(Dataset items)
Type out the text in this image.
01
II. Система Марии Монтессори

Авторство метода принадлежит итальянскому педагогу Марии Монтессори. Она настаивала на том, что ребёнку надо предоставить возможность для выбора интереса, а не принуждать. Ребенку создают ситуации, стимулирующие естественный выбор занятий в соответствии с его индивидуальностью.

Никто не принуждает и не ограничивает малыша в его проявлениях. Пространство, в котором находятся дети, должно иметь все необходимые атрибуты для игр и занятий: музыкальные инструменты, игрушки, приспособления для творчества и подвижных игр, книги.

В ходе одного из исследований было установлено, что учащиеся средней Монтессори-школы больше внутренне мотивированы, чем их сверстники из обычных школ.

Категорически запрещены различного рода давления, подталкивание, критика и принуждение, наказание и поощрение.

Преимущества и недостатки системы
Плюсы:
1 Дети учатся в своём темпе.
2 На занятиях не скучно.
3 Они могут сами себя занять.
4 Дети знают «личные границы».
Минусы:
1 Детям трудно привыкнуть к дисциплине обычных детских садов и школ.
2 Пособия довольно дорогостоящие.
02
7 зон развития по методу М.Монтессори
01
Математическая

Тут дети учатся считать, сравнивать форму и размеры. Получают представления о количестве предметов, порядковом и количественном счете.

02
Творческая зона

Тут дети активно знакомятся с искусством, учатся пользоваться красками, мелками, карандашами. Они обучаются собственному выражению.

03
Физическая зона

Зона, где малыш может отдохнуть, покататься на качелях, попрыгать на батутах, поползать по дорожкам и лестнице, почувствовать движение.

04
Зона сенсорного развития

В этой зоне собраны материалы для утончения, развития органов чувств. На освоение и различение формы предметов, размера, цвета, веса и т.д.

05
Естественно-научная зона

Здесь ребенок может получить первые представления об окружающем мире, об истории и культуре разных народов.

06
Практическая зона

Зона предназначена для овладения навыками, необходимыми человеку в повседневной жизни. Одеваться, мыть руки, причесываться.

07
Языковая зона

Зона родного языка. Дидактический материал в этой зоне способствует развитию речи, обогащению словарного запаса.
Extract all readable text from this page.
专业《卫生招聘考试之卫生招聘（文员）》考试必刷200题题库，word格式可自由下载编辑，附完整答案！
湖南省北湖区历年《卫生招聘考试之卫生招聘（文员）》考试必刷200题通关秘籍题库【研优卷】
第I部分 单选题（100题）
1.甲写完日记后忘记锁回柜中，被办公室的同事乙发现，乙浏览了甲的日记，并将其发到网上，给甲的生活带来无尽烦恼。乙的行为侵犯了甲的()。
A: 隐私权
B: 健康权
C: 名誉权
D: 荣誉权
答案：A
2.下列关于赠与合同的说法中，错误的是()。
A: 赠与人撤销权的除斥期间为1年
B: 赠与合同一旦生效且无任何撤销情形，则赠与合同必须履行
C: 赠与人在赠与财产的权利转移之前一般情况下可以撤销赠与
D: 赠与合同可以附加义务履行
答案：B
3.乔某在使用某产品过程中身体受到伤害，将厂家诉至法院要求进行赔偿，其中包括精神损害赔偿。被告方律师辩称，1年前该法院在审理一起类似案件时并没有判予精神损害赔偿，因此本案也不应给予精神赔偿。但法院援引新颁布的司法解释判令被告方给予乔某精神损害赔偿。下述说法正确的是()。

Problem to work on: Copy out every line holding the string "занятий".

Written solution:
Авторство метода принадлежит итальянскому педагогу Марии Монтессори. Она настаивала на том, что ребёнку надо предоставить возможность для выбора интереса, а не принуждать. Ребенку создают ситуации, стимулирующие естественный выбор занятий в соответствии с его индивидуальностью.
Никто не принуждает и не ограничивает малыша в его проявлениях. Пространство, в котором находятся дети, должно иметь все необходимые атрибуты для игр и занятий: музыкальные инструменты, игрушки, приспособления для творчества и подвижных игр, книги.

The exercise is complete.